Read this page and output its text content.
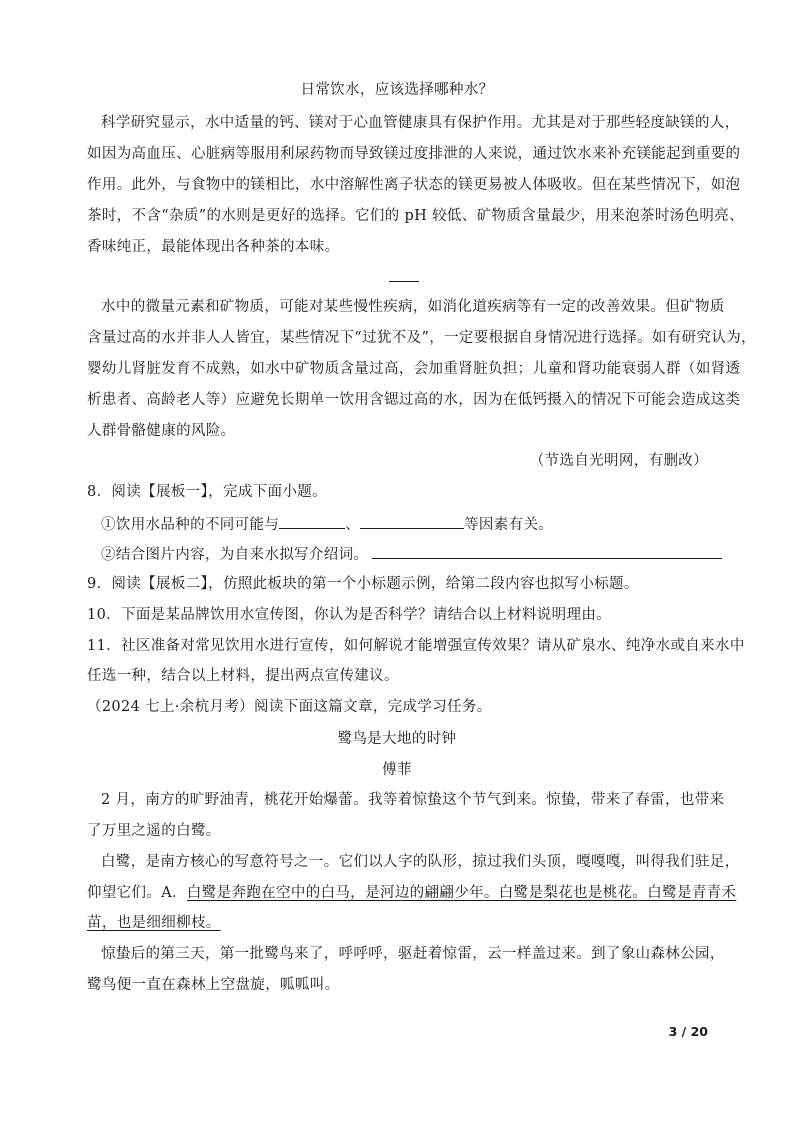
日常饮水，应该选择哪种水？
科学研究显示，水中适量的钙、镁对于心血管健康具有保护作用。尤其是对于那些轻度缺镁的人，
如因为高血压、心脏病等服用利尿药物而导致镁过度排泄的人来说，通过饮水来补充镁能起到重要的
作用。此外，与食物中的镁相比，水中溶解性离子状态的镁更易被人体吸收。但在某些情况下，如泡
茶时，不含“杂质”的水则是更好的选择。它们的 pH 较低、矿物质含量最少，用来泡茶时汤色明亮、
香味纯正，最能体现出各种茶的本味。
水中的微量元素和矿物质，可能对某些慢性疾病，如消化道疾病等有一定的改善效果。但矿物质
含量过高的水并非人人皆宜，某些情况下“过犹不及”，一定要根据自身情况进行选择。如有研究认为，
婴幼儿肾脏发育不成熟，如水中矿物质含量过高，会加重肾脏负担；儿童和肾功能衰弱人群（如肾透
析患者、高龄老人等）应避免长期单一饮用含锶过高的水，因为在低钙摄入的情况下可能会造成这类
人群骨骼健康的风险。
（节选自光明网，有删改）
8．阅读【展板一】，完成下面小题。
①饮用水品种的不同可能与	、	等因素有关。
②结合图片内容，为自来水拟写介绍词。
9．阅读【展板二】，仿照此板块的第一个小标题示例，给第二段内容也拟写小标题。
10．下面是某品牌饮用水宣传图，你认为是否科学？请结合以上材料说明理由。
11．社区准备对常见饮用水进行宣传，如何解说才能增强宣传效果？请从矿泉水、纯净水或自来水中
任选一种，结合以上材料，提出两点宣传建议。
（2024 七上·余杭月考）阅读下面这篇文章，完成学习任务。
鹭鸟是大地的时钟
傅菲
2 月，南方的旷野油青，桃花开始爆蕾。我等着惊蛰这个节气到来。惊蛰，带来了春雷，也带来
了万里之遥的白鹭。
白鹭，是南方核心的写意符号之一。它们以人字的队形，掠过我们头顶，嘎嘎嘎，叫得我们驻足，
仰望它们。A．白鹭是奔跑在空中的白马，是河边的翩翩少年。白鹭是梨花也是桃花。白鹭是青青禾
苗，也是细细柳枝。
惊蛰后的第三天，第一批鹭鸟来了，呼呼呼，驱赶着惊雷，云一样盖过来。到了象山森林公园，
鹭鸟便一直在森林上空盘旋，呱呱叫。
3 / 20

══════════

- _THE TASK_: Every record is to be reproduced exactly, with no pictures included.

- _EXERCISE OUTPUT_:
Read this page and output its text content.
日常饮水，应该选择哪种水？
科学研究显示，水中适量的钙、镁对于心血管健康具有保护作用。尤其是对于那些轻度缺镁的人，
如因为高血压、心脏病等服用利尿药物而导致镁过度排泄的人来说，通过饮水来补充镁能起到重要的
作用。此外，与食物中的镁相比，水中溶解性离子状态的镁更易被人体吸收。但在某些情况下，如泡
茶时，不含“杂质”的水则是更好的选择。它们的 pH 较低、矿物质含量最少，用来泡茶时汤色明亮、
香味纯正，最能体现出各种茶的本味。
水中的微量元素和矿物质，可能对某些慢性疾病，如消化道疾病等有一定的改善效果。但矿物质
含量过高的水并非人人皆宜，某些情况下“过犹不及”，一定要根据自身情况进行选择。如有研究认为，
婴幼儿肾脏发育不成熟，如水中矿物质含量过高，会加重肾脏负担；儿童和肾功能衰弱人群（如肾透
析患者、高龄老人等）应避免长期单一饮用含锶过高的水，因为在低钙摄入的情况下可能会造成这类
人群骨骼健康的风险。
（节选自光明网，有删改）
8．阅读【展板一】，完成下面小题。
①饮用水品种的不同可能与	、	等因素有关。
②结合图片内容，为自来水拟写介绍词。
9．阅读【展板二】，仿照此板块的第一个小标题示例，给第二段内容也拟写小标题。
10．下面是某品牌饮用水宣传图，你认为是否科学？请结合以上材料说明理由。
11．社区准备对常见饮用水进行宣传，如何解说才能增强宣传效果？请从矿泉水、纯净水或自来水中
任选一种，结合以上材料，提出两点宣传建议。
（2024 七上·余杭月考）阅读下面这篇文章，完成学习任务。
鹭鸟是大地的时钟
傅菲
2 月，南方的旷野油青，桃花开始爆蕾。我等着惊蛰这个节气到来。惊蛰，带来了春雷，也带来
了万里之遥的白鹭。
白鹭，是南方核心的写意符号之一。它们以人字的队形，掠过我们头顶，嘎嘎嘎，叫得我们驻足，
仰望它们。A．白鹭是奔跑在空中的白马，是河边的翩翩少年。白鹭是梨花也是桃花。白鹭是青青禾
苗，也是细细柳枝。
惊蛰后的第三天，第一批鹭鸟来了，呼呼呼，驱赶着惊雷，云一样盖过来。到了象山森林公园，
鹭鸟便一直在森林上空盘旋，呱呱叫。
3 / 20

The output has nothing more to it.